MATERIAL:
____

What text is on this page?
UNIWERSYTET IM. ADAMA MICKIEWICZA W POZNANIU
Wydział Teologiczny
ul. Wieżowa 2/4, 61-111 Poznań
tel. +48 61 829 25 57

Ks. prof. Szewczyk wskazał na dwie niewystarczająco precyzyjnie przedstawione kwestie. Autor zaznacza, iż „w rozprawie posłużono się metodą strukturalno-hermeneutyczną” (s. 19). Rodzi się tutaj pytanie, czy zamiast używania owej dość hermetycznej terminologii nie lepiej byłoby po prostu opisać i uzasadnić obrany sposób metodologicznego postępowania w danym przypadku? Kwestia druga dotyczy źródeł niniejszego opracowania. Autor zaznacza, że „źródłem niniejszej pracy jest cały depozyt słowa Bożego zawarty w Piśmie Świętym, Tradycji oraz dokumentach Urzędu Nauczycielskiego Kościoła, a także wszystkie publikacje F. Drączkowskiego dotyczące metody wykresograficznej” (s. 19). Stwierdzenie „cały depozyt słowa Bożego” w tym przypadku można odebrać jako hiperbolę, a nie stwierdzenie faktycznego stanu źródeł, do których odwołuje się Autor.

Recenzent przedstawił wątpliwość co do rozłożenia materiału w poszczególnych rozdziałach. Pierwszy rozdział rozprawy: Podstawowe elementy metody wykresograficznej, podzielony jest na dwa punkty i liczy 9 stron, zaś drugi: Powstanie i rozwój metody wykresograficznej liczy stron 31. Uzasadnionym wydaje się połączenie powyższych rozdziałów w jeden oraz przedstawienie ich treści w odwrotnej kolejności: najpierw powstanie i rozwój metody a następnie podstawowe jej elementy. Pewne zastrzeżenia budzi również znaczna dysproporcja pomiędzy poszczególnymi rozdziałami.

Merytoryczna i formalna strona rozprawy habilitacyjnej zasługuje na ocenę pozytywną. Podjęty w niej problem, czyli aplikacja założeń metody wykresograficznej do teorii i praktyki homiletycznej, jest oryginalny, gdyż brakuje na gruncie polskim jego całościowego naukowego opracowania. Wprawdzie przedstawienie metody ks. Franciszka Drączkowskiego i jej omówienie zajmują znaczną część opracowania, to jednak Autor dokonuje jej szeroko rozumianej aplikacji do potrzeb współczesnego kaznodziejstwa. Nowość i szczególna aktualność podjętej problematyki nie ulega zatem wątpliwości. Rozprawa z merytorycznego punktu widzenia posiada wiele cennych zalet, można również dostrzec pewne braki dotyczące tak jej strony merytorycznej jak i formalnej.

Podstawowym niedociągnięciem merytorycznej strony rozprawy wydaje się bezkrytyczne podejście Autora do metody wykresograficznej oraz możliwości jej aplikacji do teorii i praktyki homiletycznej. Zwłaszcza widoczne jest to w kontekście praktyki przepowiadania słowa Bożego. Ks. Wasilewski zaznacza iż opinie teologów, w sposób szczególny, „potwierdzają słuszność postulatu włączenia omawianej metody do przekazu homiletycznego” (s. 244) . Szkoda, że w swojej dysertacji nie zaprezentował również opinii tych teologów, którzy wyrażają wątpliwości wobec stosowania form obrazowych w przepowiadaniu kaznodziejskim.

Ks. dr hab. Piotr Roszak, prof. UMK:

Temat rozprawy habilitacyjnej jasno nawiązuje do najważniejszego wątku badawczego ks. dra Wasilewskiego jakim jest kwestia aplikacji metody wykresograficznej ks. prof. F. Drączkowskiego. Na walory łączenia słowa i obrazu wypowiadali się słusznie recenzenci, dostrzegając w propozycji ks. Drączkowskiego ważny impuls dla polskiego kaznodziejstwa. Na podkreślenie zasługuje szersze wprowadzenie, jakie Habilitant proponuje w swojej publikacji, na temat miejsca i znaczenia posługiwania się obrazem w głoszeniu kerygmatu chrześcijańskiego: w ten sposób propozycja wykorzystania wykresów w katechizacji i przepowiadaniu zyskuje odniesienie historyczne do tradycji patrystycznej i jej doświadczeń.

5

____

REQUIREMENT:
Write out every record shown above, word for word.

FINISHED TASK:
What text is on this page?
UNIWERSYTET IM. ADAMA MICKIEWICZA W POZNANIU
Wydział Teologiczny
ul. Wieżowa 2/4, 61-111 Poznań
tel. +48 61 829 25 57

Ks. prof. Szewczyk wskazał na dwie niewystarczająco precyzyjnie przedstawione kwestie. Autor zaznacza, iż „w rozprawie posłużono się metodą strukturalno-hermeneutyczną” (s. 19). Rodzi się tutaj pytanie, czy zamiast używania owej dość hermetycznej terminologii nie lepiej byłoby po prostu opisać i uzasadnić obrany sposób metodologicznego postępowania w danym przypadku? Kwestia druga dotyczy źródeł niniejszego opracowania. Autor zaznacza, że „źródłem niniejszej pracy jest cały depozyt słowa Bożego zawarty w Piśmie Świętym, Tradycji oraz dokumentach Urzędu Nauczycielskiego Kościoła, a także wszystkie publikacje F. Drączkowskiego dotyczące metody wykresograficznej” (s. 19). Stwierdzenie „cały depozyt słowa Bożego” w tym przypadku można odebrać jako hiperbolę, a nie stwierdzenie faktycznego stanu źródeł, do których odwołuje się Autor.

Recenzent przedstawił wątpliwość co do rozłożenia materiału w poszczególnych rozdziałach. Pierwszy rozdział rozprawy: Podstawowe elementy metody wykresograficznej, podzielony jest na dwa punkty i liczy 9 stron, zaś drugi: Powstanie i rozwój metody wykresograficznej liczy stron 31. Uzasadnionym wydaje się połączenie powyższych rozdziałów w jeden oraz przedstawienie ich treści w odwrotnej kolejności: najpierw powstanie i rozwój metody a następnie podstawowe jej elementy. Pewne zastrzeżenia budzi również znaczna dysproporcja pomiędzy poszczególnymi rozdziałami.

Merytoryczna i formalna strona rozprawy habilitacyjnej zasługuje na ocenę pozytywną. Podjęty w niej problem, czyli aplikacja założeń metody wykresograficznej do teorii i praktyki homiletycznej, jest oryginalny, gdyż brakuje na gruncie polskim jego całościowego naukowego opracowania. Wprawdzie przedstawienie metody ks. Franciszka Drączkowskiego i jej omówienie zajmują znaczną część opracowania, to jednak Autor dokonuje jej szeroko rozumianej aplikacji do potrzeb współczesnego kaznodziejstwa. Nowość i szczególna aktualność podjętej problematyki nie ulega zatem wątpliwości. Rozprawa z merytorycznego punktu widzenia posiada wiele cennych zalet, można również dostrzec pewne braki dotyczące tak jej strony merytorycznej jak i formalnej.

Podstawowym niedociągnięciem merytorycznej strony rozprawy wydaje się bezkrytyczne podejście Autora do metody wykresograficznej oraz możliwości jej aplikacji do teorii i praktyki homiletycznej. Zwłaszcza widoczne jest to w kontekście praktyki przepowiadania słowa Bożego. Ks. Wasilewski zaznacza iż opinie teologów, w sposób szczególny, „potwierdzają słuszność postulatu włączenia omawianej metody do przekazu homiletycznego” (s. 244) . Szkoda, że w swojej dysertacji nie zaprezentował również opinii tych teologów, którzy wyrażają wątpliwości wobec stosowania form obrazowych w przepowiadaniu kaznodziejskim.

Ks. dr hab. Piotr Roszak, prof. UMK:

Temat rozprawy habilitacyjnej jasno nawiązuje do najważniejszego wątku badawczego ks. dra Wasilewskiego jakim jest kwestia aplikacji metody wykresograficznej ks. prof. F. Drączkowskiego. Na walory łączenia słowa i obrazu wypowiadali się słusznie recenzenci, dostrzegając w propozycji ks. Drączkowskiego ważny impuls dla polskiego kaznodziejstwa. Na podkreślenie zasługuje szersze wprowadzenie, jakie Habilitant proponuje w swojej publikacji, na temat miejsca i znaczenia posługiwania się obrazem w głoszeniu kerygmatu chrześcijańskiego: w ten sposób propozycja wykorzystania wykresów w katechizacji i przepowiadaniu zyskuje odniesienie historyczne do tradycji patrystycznej i jej doświadczeń.

5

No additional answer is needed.